======== Material to process

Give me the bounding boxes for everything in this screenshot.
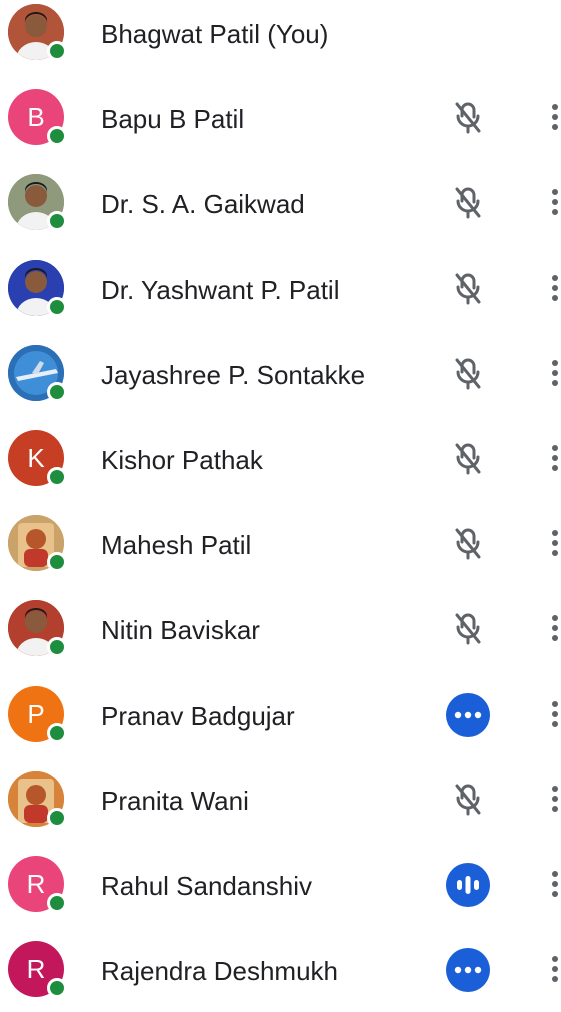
presence-online-icon xyxy=(47,211,67,231)
participant-name: Dr. Yashwant P. Patil xyxy=(101,275,340,305)
participant-row[interactable]: Pranita Wani xyxy=(0,757,561,842)
participant-row[interactable]: R Rahul Sandanshiv xyxy=(0,842,561,927)
participant-name: Pranita Wani xyxy=(101,786,249,816)
muted-mic-icon xyxy=(446,778,490,822)
presence-online-icon xyxy=(47,297,67,317)
participant-name: Jayashree P. Sontakke xyxy=(101,360,366,390)
muted-mic-icon xyxy=(446,96,490,140)
participant-row[interactable]: Nitin Baviskar xyxy=(0,586,561,671)
muted-mic-icon xyxy=(446,607,490,651)
presence-online-icon xyxy=(47,552,67,572)
more-options-icon[interactable] xyxy=(540,608,561,648)
presence-online-icon xyxy=(47,41,67,61)
participant-row[interactable]: P Pranav Badgujar xyxy=(0,672,561,757)
presence-online-icon xyxy=(47,978,67,998)
more-options-icon[interactable] xyxy=(540,864,561,904)
avatar-initial: R xyxy=(26,868,46,899)
participant-row[interactable]: Jayashree P. Sontakke xyxy=(0,331,561,416)
muted-mic-icon xyxy=(446,352,490,396)
more-options-icon[interactable] xyxy=(540,949,561,989)
avatar-initial: P xyxy=(27,698,45,729)
participant-row[interactable]: Dr. Yashwant P. Patil xyxy=(0,246,561,331)
participant-name: Bapu B Patil xyxy=(101,104,245,134)
muted-mic-icon xyxy=(446,181,490,225)
avatar-initial: R xyxy=(26,953,46,984)
more-options-icon[interactable] xyxy=(540,694,561,734)
participant-row[interactable]: Dr. S. A. Gaikwad xyxy=(0,160,561,245)
participant-name: Rajendra Deshmukh xyxy=(101,956,339,986)
audio-level-icon xyxy=(446,863,490,907)
muted-mic-icon xyxy=(446,522,490,566)
presence-online-icon xyxy=(47,126,67,146)
participant-name: Dr. S. A. Gaikwad xyxy=(101,189,305,219)
participant-name: Bhagwat Patil (You) xyxy=(101,19,329,49)
participant-name: Nitin Baviskar xyxy=(101,615,260,645)
more-options-icon[interactable] xyxy=(540,438,561,478)
more-options-icon[interactable] xyxy=(540,97,561,137)
presence-online-icon xyxy=(47,382,67,402)
participant-name: Pranav Badgujar xyxy=(101,701,295,731)
participant-name: Rahul Sandanshiv xyxy=(101,871,313,901)
more-options-icon[interactable] xyxy=(540,523,561,563)
presence-online-icon xyxy=(47,893,67,913)
participant-row[interactable]: B Bapu B Patil xyxy=(0,75,561,160)
more-dots-icon xyxy=(446,948,490,992)
participant-row[interactable]: R Rajendra Deshmukh xyxy=(0,927,561,1012)
participant-name: Mahesh Patil xyxy=(101,530,252,560)
avatar-initial: K xyxy=(27,442,45,473)
more-options-icon[interactable] xyxy=(540,268,561,308)
muted-mic-icon xyxy=(446,267,490,311)
participant-row[interactable]: K Kishor Pathak xyxy=(0,416,561,501)
presence-online-icon xyxy=(47,467,67,487)
participant-name: Kishor Pathak xyxy=(101,445,263,475)
avatar-initial: B xyxy=(27,101,45,132)
more-options-icon[interactable] xyxy=(540,779,561,819)
presence-online-icon xyxy=(47,808,67,828)
more-options-icon[interactable] xyxy=(540,182,561,222)
participant-row[interactable]: Mahesh Patil xyxy=(0,501,561,586)
presence-online-icon xyxy=(47,637,67,657)
more-dots-icon xyxy=(446,693,490,737)
muted-mic-icon xyxy=(446,437,490,481)
presence-online-icon xyxy=(47,723,67,743)
participant-row[interactable]: Bhagwat Patil (You) xyxy=(0,0,561,75)
more-options-icon[interactable] xyxy=(540,353,561,393)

================

__Exercise__. Transcribe all of the rows above word for word, leaving out the pictures.

__Result below__.
Give me the bounding boxes for everything in this screenshot.
presence-online-icon xyxy=(47,211,67,231)
participant-name: Dr. Yashwant P. Patil xyxy=(101,275,340,305)
participant-row[interactable]: Pranita Wani xyxy=(0,757,561,842)
participant-row[interactable]: R Rahul Sandanshiv xyxy=(0,842,561,927)
participant-name: Pranita Wani xyxy=(101,786,249,816)
muted-mic-icon xyxy=(446,778,490,822)
presence-online-icon xyxy=(47,297,67,317)
participant-name: Jayashree P. Sontakke xyxy=(101,360,366,390)
muted-mic-icon xyxy=(446,96,490,140)
participant-row[interactable]: Nitin Baviskar xyxy=(0,586,561,671)
muted-mic-icon xyxy=(446,607,490,651)
presence-online-icon xyxy=(47,552,67,572)
more-options-icon[interactable] xyxy=(540,608,561,648)
presence-online-icon xyxy=(47,41,67,61)
participant-row[interactable]: P Pranav Badgujar xyxy=(0,672,561,757)
presence-online-icon xyxy=(47,978,67,998)
more-options-icon[interactable] xyxy=(540,864,561,904)
avatar-initial: R xyxy=(26,868,46,899)
participant-row[interactable]: Jayashree P. Sontakke xyxy=(0,331,561,416)
muted-mic-icon xyxy=(446,352,490,396)
more-options-icon[interactable] xyxy=(540,949,561,989)
avatar-initial: P xyxy=(27,698,45,729)
participant-row[interactable]: Dr. Yashwant P. Patil xyxy=(0,246,561,331)
participant-name: Bapu B Patil xyxy=(101,104,245,134)
muted-mic-icon xyxy=(446,181,490,225)
avatar-initial: R xyxy=(26,953,46,984)
more-options-icon[interactable] xyxy=(540,694,561,734)
participant-row[interactable]: Dr. S. A. Gaikwad xyxy=(0,160,561,245)
participant-name: Rajendra Deshmukh xyxy=(101,956,339,986)
audio-level-icon xyxy=(446,863,490,907)
muted-mic-icon xyxy=(446,522,490,566)
presence-online-icon xyxy=(47,126,67,146)
participant-name: Dr. S. A. Gaikwad xyxy=(101,189,305,219)
participant-name: Bhagwat Patil (You) xyxy=(101,19,329,49)
participant-name: Nitin Baviskar xyxy=(101,615,260,645)
more-options-icon[interactable] xyxy=(540,438,561,478)
more-options-icon[interactable] xyxy=(540,97,561,137)
presence-online-icon xyxy=(47,382,67,402)
participant-name: Pranav Badgujar xyxy=(101,701,295,731)
participant-name: Rahul Sandanshiv xyxy=(101,871,313,901)
more-options-icon[interactable] xyxy=(540,523,561,563)
presence-online-icon xyxy=(47,893,67,913)
participant-row[interactable]: B Bapu B Patil xyxy=(0,75,561,160)
more-dots-icon xyxy=(446,948,490,992)
participant-row[interactable]: R Rajendra Deshmukh xyxy=(0,927,561,1012)
participant-name: Mahesh Patil xyxy=(101,530,252,560)
avatar-initial: K xyxy=(27,442,45,473)
more-options-icon[interactable] xyxy=(540,268,561,308)
muted-mic-icon xyxy=(446,267,490,311)
participant-row[interactable]: K Kishor Pathak xyxy=(0,416,561,501)
presence-online-icon xyxy=(47,467,67,487)
participant-name: Kishor Pathak xyxy=(101,445,263,475)
avatar-initial: B xyxy=(27,101,45,132)
more-options-icon[interactable] xyxy=(540,779,561,819)
presence-online-icon xyxy=(47,808,67,828)
more-options-icon[interactable] xyxy=(540,182,561,222)
participant-row[interactable]: Mahesh Patil xyxy=(0,501,561,586)
presence-online-icon xyxy=(47,637,67,657)
more-dots-icon xyxy=(446,693,490,737)
muted-mic-icon xyxy=(446,437,490,481)
presence-online-icon xyxy=(47,723,67,743)
participant-row[interactable]: Bhagwat Patil (You) xyxy=(0,0,561,75)
more-options-icon[interactable] xyxy=(540,353,561,393)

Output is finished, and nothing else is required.